== EXERCISE TASK ==
Using the material below, work out how many lines contain the word "traduzioni". Reply with the number and nothing more.

Stored data entries
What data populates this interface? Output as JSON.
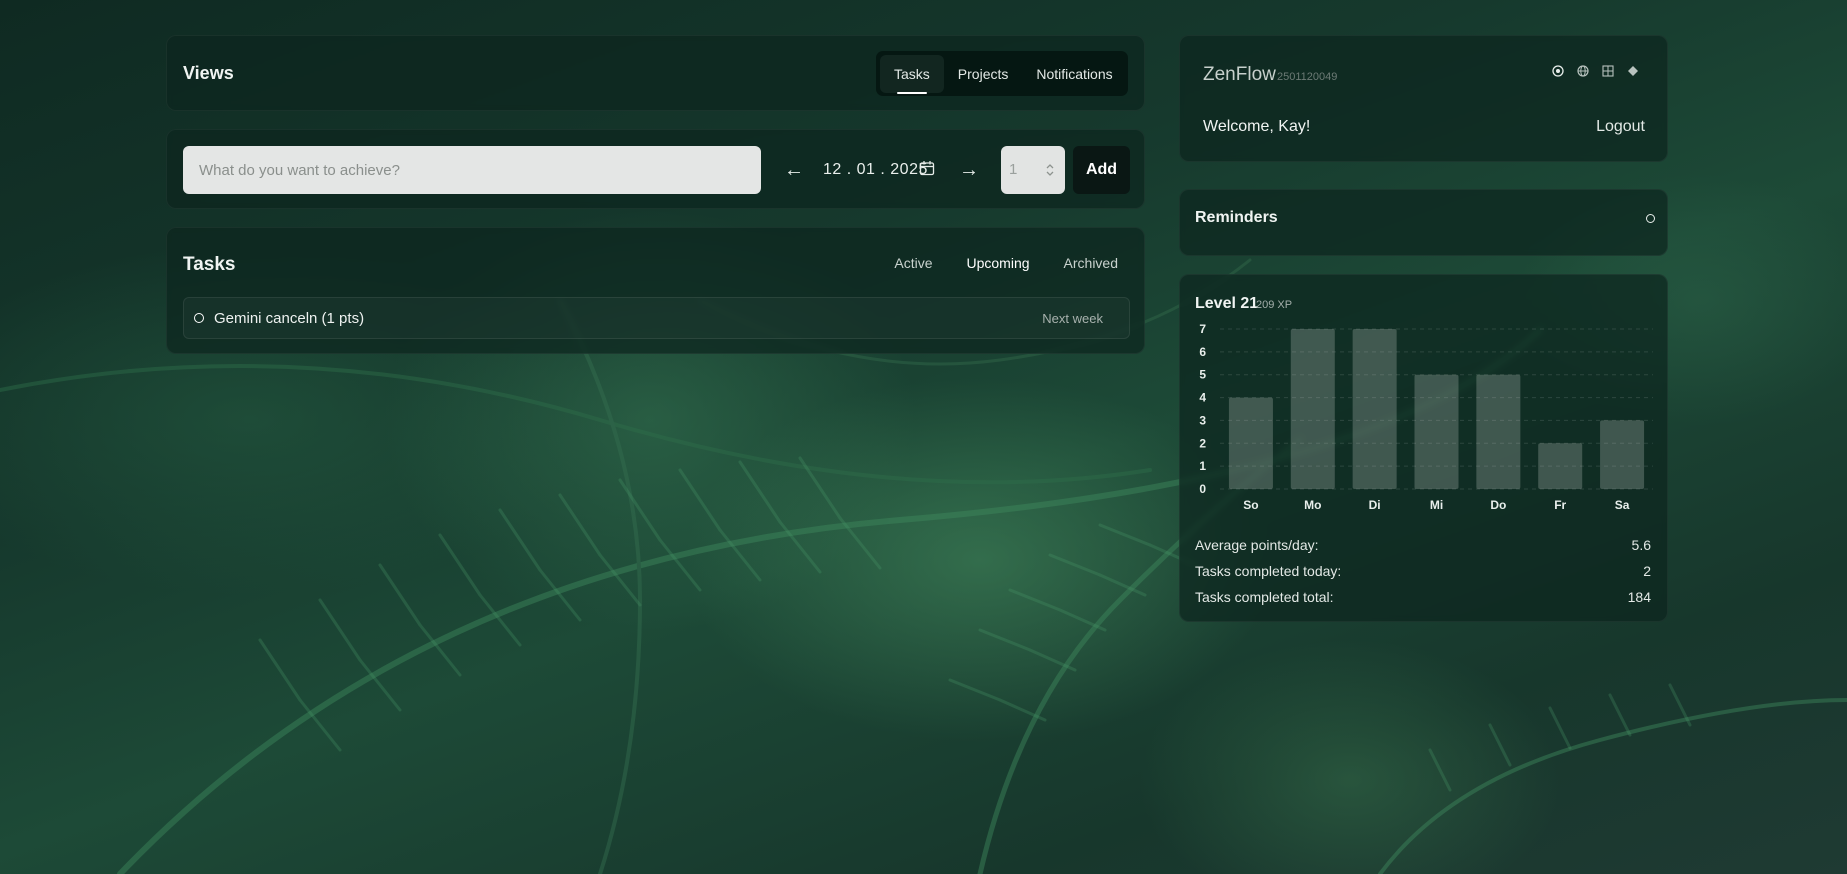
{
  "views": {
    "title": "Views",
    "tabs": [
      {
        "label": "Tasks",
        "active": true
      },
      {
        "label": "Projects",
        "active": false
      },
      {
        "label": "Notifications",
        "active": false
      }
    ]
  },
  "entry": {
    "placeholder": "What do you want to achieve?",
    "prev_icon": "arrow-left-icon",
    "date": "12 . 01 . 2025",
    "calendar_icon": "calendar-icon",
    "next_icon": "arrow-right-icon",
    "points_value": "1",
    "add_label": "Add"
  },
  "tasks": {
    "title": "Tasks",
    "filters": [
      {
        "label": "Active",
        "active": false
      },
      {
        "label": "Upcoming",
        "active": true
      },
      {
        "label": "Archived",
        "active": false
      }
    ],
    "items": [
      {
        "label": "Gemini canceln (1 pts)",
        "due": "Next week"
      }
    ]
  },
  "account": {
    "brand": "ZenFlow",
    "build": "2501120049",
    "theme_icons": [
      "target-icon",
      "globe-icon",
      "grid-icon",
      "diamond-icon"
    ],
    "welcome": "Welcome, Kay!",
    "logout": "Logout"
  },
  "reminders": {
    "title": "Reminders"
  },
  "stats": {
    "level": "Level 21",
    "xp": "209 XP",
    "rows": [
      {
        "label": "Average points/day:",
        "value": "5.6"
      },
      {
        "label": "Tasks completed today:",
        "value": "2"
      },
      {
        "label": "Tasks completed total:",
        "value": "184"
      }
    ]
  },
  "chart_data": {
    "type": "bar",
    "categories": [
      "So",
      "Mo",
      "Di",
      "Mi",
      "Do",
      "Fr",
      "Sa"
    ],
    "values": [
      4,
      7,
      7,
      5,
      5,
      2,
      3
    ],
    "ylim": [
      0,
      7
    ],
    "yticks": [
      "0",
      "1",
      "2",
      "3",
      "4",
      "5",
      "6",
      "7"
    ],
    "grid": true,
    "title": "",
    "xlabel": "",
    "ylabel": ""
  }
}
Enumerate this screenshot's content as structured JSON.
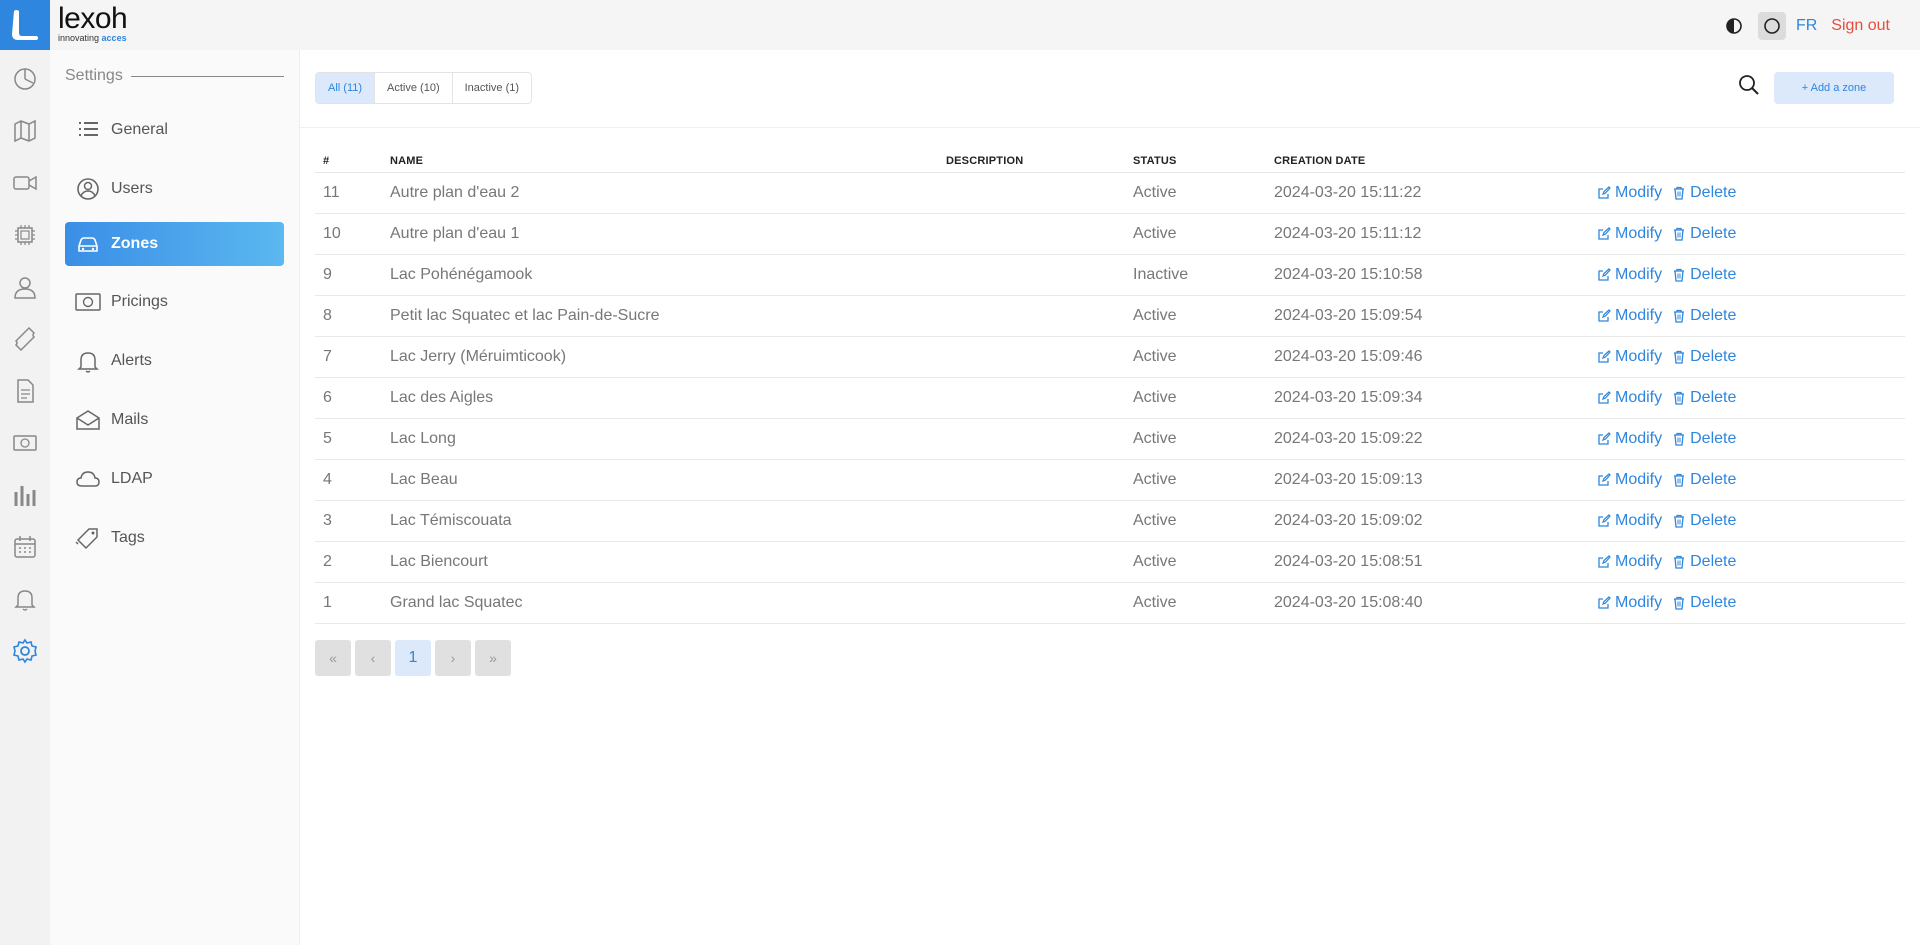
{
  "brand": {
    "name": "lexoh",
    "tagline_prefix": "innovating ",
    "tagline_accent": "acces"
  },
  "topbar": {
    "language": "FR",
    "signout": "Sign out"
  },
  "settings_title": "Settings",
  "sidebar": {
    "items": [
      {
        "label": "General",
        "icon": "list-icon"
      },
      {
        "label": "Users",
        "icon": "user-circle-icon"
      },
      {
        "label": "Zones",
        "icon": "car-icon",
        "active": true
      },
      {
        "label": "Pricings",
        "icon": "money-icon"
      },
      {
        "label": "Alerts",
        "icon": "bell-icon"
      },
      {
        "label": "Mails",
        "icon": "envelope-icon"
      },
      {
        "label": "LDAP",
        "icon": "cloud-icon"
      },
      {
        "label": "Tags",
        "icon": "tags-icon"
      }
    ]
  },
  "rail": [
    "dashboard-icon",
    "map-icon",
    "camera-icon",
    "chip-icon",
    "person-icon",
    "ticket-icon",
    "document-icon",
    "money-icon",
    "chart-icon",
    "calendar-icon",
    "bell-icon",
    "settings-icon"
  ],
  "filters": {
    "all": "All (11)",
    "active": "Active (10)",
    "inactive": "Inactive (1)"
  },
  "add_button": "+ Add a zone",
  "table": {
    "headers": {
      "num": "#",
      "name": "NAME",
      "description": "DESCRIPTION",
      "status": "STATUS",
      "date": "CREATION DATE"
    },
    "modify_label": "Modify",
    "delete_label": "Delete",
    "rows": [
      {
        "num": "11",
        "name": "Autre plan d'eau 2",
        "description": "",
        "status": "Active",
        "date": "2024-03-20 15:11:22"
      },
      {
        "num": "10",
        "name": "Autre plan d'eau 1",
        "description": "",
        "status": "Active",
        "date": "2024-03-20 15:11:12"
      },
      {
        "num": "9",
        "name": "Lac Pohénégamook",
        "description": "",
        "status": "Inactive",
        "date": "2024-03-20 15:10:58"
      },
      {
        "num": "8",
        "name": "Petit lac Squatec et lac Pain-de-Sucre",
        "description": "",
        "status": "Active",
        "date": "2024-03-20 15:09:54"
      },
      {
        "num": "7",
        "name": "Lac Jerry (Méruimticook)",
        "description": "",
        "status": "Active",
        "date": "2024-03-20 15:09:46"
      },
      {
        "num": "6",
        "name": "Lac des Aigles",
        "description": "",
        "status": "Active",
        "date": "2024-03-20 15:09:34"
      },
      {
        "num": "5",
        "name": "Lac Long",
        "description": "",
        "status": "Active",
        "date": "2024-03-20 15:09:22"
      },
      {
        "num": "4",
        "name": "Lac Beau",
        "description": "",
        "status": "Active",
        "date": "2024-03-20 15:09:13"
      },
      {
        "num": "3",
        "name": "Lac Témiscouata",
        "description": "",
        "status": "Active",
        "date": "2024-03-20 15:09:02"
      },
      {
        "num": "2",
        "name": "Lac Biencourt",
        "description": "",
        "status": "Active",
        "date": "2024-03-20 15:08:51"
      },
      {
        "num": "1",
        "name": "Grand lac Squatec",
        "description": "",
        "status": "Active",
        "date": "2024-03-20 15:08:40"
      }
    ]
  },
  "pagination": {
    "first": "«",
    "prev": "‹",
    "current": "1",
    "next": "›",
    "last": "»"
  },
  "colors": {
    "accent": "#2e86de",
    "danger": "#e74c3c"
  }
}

---

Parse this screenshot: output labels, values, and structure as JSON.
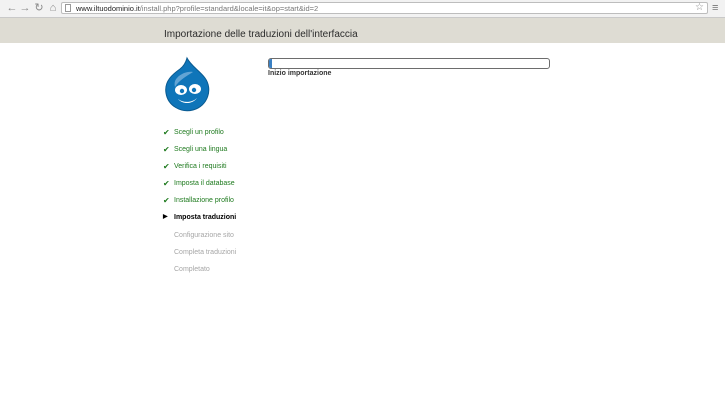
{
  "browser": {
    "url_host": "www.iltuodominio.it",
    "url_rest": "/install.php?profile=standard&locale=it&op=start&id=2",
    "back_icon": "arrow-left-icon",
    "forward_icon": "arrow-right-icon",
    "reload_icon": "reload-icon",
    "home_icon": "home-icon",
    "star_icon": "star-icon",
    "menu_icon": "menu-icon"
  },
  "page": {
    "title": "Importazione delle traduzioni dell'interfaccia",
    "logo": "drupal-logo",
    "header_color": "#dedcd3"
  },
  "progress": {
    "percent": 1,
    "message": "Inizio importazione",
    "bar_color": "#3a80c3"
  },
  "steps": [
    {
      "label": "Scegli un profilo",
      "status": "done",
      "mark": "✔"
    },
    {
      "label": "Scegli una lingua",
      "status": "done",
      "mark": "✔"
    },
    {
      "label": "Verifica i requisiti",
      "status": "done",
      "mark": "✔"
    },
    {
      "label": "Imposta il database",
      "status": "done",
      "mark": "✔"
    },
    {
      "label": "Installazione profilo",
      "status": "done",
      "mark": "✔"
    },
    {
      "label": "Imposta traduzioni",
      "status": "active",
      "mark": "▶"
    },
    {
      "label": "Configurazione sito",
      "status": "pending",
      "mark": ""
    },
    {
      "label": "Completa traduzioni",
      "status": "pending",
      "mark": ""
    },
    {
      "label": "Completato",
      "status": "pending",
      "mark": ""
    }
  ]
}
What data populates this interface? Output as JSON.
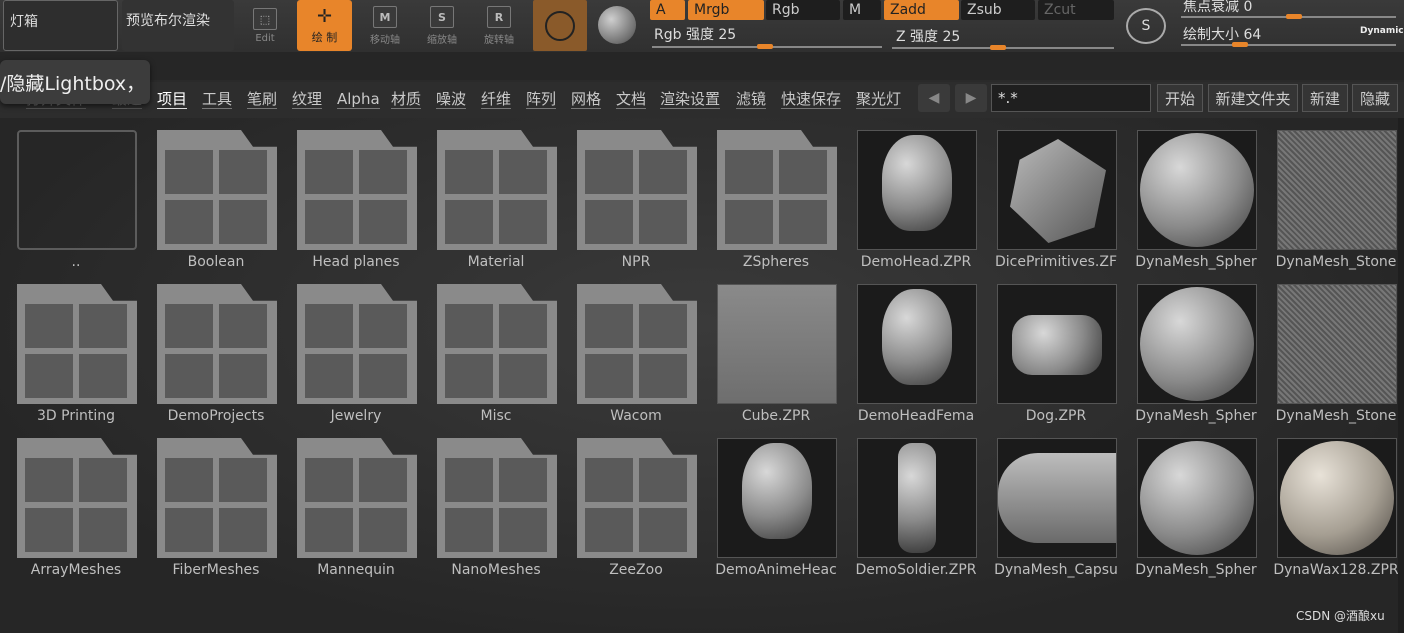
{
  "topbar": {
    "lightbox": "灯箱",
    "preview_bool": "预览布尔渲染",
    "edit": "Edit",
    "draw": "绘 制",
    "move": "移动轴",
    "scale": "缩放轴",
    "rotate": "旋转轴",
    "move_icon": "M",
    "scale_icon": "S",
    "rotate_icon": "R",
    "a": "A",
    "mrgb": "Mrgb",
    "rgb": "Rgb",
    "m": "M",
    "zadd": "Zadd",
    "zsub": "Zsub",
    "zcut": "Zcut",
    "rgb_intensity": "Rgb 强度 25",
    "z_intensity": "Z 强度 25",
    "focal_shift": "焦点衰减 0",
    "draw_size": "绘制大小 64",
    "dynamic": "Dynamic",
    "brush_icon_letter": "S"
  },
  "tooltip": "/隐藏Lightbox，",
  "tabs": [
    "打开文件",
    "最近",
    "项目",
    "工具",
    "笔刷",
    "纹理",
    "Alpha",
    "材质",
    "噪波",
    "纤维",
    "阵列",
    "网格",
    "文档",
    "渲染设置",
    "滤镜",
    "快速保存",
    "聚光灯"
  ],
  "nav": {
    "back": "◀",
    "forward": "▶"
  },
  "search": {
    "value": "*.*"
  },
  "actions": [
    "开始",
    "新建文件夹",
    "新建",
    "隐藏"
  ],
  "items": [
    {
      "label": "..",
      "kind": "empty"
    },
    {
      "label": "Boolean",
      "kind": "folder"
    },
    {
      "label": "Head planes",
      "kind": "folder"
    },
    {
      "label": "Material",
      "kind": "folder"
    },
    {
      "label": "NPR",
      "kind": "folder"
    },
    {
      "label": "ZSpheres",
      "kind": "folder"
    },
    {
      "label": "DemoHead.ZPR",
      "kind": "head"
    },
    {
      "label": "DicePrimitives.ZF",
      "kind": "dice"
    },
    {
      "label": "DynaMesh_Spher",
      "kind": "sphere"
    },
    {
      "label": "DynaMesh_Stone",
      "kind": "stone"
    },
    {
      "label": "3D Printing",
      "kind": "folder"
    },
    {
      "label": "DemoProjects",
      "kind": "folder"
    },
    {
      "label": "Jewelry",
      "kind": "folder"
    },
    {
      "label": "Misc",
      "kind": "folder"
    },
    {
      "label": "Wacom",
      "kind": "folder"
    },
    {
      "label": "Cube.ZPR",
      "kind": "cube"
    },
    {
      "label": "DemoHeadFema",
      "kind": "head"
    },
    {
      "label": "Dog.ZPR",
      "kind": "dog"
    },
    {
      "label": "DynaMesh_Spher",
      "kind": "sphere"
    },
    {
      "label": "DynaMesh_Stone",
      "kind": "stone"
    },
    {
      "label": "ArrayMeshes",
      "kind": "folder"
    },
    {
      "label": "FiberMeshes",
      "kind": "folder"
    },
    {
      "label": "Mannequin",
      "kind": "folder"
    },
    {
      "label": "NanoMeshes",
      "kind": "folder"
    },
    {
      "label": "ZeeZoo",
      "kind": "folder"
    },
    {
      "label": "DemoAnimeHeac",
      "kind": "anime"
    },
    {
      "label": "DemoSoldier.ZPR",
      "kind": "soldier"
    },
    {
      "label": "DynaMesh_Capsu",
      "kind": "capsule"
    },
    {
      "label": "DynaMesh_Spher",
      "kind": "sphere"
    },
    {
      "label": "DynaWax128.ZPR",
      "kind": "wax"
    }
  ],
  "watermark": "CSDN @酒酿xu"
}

* * *

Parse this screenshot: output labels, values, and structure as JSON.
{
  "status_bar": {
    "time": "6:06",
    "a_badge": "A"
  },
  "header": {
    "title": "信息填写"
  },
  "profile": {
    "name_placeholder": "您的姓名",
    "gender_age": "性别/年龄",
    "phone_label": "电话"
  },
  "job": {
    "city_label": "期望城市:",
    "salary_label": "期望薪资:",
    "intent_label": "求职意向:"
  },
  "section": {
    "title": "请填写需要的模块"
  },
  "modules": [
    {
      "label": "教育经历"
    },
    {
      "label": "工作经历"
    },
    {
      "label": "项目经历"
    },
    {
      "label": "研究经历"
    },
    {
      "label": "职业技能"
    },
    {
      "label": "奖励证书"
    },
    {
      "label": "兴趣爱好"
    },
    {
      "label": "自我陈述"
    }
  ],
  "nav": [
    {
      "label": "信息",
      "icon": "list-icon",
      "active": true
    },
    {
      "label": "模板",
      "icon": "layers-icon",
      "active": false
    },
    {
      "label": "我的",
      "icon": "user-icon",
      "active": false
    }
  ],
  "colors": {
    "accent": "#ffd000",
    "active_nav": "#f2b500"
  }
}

== SOLUTION TO THE EXERCISE ==
3